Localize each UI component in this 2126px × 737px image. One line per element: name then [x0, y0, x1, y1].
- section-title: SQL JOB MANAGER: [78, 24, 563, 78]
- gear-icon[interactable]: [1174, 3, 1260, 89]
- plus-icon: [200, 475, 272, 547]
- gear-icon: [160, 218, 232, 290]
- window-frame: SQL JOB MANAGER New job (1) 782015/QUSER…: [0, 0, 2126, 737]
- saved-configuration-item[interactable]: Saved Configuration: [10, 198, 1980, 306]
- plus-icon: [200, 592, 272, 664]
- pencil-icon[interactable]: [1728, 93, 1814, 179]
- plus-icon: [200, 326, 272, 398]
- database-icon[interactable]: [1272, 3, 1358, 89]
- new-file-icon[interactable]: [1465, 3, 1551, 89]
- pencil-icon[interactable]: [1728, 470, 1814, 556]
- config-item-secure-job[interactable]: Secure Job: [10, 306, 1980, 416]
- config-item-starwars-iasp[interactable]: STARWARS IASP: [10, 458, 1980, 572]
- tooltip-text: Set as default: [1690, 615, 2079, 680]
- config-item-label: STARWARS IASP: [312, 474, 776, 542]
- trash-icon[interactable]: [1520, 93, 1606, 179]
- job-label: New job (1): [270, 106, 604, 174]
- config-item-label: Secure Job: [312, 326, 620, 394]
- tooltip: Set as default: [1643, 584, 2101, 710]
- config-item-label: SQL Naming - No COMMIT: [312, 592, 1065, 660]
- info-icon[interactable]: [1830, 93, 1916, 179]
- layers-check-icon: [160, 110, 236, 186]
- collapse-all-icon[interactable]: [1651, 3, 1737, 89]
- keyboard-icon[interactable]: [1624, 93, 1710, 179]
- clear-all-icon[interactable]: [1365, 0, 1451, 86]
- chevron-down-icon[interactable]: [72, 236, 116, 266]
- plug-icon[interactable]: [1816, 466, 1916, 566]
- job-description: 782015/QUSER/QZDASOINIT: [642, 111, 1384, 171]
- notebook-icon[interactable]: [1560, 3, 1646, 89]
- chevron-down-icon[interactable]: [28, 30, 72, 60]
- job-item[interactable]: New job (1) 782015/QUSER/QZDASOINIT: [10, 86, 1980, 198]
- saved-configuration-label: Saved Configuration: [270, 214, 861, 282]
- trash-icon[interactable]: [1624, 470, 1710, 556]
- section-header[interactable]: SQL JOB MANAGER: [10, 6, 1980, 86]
------------------------------------------------------------------------
- [TO DO] Reproduce every line of the entries word for word, from the first line through the line containing "- plug-icon[interactable]: [1816, 466, 1916, 566]".

- [FINISHED EXERCISE]
Localize each UI component in this 2126px × 737px image. One line per element: name then [x0, y0, x1, y1].
- section-title: SQL JOB MANAGER: [78, 24, 563, 78]
- gear-icon[interactable]: [1174, 3, 1260, 89]
- plus-icon: [200, 475, 272, 547]
- gear-icon: [160, 218, 232, 290]
- window-frame: SQL JOB MANAGER New job (1) 782015/QUSER…: [0, 0, 2126, 737]
- saved-configuration-item[interactable]: Saved Configuration: [10, 198, 1980, 306]
- plus-icon: [200, 592, 272, 664]
- pencil-icon[interactable]: [1728, 93, 1814, 179]
- plus-icon: [200, 326, 272, 398]
- database-icon[interactable]: [1272, 3, 1358, 89]
- new-file-icon[interactable]: [1465, 3, 1551, 89]
- pencil-icon[interactable]: [1728, 470, 1814, 556]
- config-item-secure-job[interactable]: Secure Job: [10, 306, 1980, 416]
- config-item-starwars-iasp[interactable]: STARWARS IASP: [10, 458, 1980, 572]
- tooltip-text: Set as default: [1690, 615, 2079, 680]
- config-item-label: STARWARS IASP: [312, 474, 776, 542]
- trash-icon[interactable]: [1520, 93, 1606, 179]
- job-label: New job (1): [270, 106, 604, 174]
- config-item-label: Secure Job: [312, 326, 620, 394]
- tooltip: Set as default: [1643, 584, 2101, 710]
- config-item-label: SQL Naming - No COMMIT: [312, 592, 1065, 660]
- info-icon[interactable]: [1830, 93, 1916, 179]
- layers-check-icon: [160, 110, 236, 186]
- collapse-all-icon[interactable]: [1651, 3, 1737, 89]
- keyboard-icon[interactable]: [1624, 93, 1710, 179]
- clear-all-icon[interactable]: [1365, 0, 1451, 86]
- chevron-down-icon[interactable]: [72, 236, 116, 266]
- plug-icon[interactable]: [1816, 466, 1916, 566]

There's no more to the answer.